CHALLENGE: Copy out the records below word for word, from the start through the line that contains "belarus-bar [490, 741, 501, 853]".

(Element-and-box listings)

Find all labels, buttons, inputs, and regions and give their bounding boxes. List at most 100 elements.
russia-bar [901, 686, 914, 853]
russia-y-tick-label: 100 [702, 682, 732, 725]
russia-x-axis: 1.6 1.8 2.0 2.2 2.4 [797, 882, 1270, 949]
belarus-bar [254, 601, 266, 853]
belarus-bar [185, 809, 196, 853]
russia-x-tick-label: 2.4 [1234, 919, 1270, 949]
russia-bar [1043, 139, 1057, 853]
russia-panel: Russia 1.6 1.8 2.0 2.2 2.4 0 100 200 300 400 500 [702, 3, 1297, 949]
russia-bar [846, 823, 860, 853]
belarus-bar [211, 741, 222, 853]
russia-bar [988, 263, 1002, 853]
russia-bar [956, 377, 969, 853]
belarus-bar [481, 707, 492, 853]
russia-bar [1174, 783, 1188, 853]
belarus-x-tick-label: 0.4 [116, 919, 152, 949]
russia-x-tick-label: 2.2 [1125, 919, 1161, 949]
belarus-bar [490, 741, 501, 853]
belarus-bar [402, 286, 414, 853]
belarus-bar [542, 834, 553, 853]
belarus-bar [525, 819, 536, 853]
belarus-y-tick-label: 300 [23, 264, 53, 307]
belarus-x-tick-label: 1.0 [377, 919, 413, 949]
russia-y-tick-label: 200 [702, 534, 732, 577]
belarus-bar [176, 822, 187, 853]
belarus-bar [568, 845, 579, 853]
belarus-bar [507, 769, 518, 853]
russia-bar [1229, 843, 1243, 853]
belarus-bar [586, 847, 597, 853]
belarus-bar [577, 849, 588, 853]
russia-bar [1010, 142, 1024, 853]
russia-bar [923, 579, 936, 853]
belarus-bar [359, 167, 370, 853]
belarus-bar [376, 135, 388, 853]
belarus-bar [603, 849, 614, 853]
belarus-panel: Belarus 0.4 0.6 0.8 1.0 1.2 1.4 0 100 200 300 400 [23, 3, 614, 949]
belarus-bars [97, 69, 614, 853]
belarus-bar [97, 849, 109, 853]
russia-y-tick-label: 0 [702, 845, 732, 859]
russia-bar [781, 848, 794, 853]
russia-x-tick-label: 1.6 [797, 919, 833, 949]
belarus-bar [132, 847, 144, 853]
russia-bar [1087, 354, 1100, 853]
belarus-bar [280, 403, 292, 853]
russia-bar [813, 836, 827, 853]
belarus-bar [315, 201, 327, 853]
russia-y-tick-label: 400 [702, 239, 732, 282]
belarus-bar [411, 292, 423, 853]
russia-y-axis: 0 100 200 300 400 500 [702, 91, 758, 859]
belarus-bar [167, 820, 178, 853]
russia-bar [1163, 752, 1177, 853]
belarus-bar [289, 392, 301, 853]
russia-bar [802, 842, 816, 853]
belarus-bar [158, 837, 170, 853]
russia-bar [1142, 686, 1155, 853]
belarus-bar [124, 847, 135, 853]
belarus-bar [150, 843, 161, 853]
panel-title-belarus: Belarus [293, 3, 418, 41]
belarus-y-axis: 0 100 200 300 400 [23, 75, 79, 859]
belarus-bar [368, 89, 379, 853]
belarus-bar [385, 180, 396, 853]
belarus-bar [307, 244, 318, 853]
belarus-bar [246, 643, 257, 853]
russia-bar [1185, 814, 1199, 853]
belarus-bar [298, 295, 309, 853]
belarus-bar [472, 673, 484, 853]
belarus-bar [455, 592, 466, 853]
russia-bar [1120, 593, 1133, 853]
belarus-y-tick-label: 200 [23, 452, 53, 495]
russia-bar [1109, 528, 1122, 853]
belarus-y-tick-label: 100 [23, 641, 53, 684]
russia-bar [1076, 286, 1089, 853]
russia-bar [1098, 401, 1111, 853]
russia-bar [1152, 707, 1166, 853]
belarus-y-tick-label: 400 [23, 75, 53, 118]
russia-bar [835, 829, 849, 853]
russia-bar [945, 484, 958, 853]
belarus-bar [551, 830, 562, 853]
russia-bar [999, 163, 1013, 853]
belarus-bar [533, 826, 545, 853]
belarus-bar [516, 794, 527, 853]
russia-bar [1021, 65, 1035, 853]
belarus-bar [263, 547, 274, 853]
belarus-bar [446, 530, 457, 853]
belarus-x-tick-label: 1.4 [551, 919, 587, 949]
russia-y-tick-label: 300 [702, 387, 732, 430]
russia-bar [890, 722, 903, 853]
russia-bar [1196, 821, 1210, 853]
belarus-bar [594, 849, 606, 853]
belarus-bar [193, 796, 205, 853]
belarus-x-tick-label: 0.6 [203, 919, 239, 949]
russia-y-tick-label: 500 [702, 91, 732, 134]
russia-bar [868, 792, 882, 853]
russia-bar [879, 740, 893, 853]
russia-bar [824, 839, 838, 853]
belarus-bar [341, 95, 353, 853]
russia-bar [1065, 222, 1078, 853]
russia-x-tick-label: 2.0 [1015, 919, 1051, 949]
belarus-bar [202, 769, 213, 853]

REPLY TO THE EXERCISE:
Find all labels, buttons, inputs, and regions and give their bounding boxes. List at most 100 elements.
russia-bar [901, 686, 914, 853]
russia-y-tick-label: 100 [702, 682, 732, 725]
russia-x-axis: 1.6 1.8 2.0 2.2 2.4 [797, 882, 1270, 949]
belarus-bar [254, 601, 266, 853]
belarus-bar [185, 809, 196, 853]
russia-x-tick-label: 2.4 [1234, 919, 1270, 949]
russia-bar [1043, 139, 1057, 853]
russia-panel: Russia 1.6 1.8 2.0 2.2 2.4 0 100 200 300 400 500 [702, 3, 1297, 949]
russia-bar [846, 823, 860, 853]
belarus-bar [211, 741, 222, 853]
russia-bar [988, 263, 1002, 853]
russia-bar [956, 377, 969, 853]
belarus-bar [481, 707, 492, 853]
russia-bar [1174, 783, 1188, 853]
belarus-x-tick-label: 0.4 [116, 919, 152, 949]
russia-x-tick-label: 2.2 [1125, 919, 1161, 949]
belarus-bar [490, 741, 501, 853]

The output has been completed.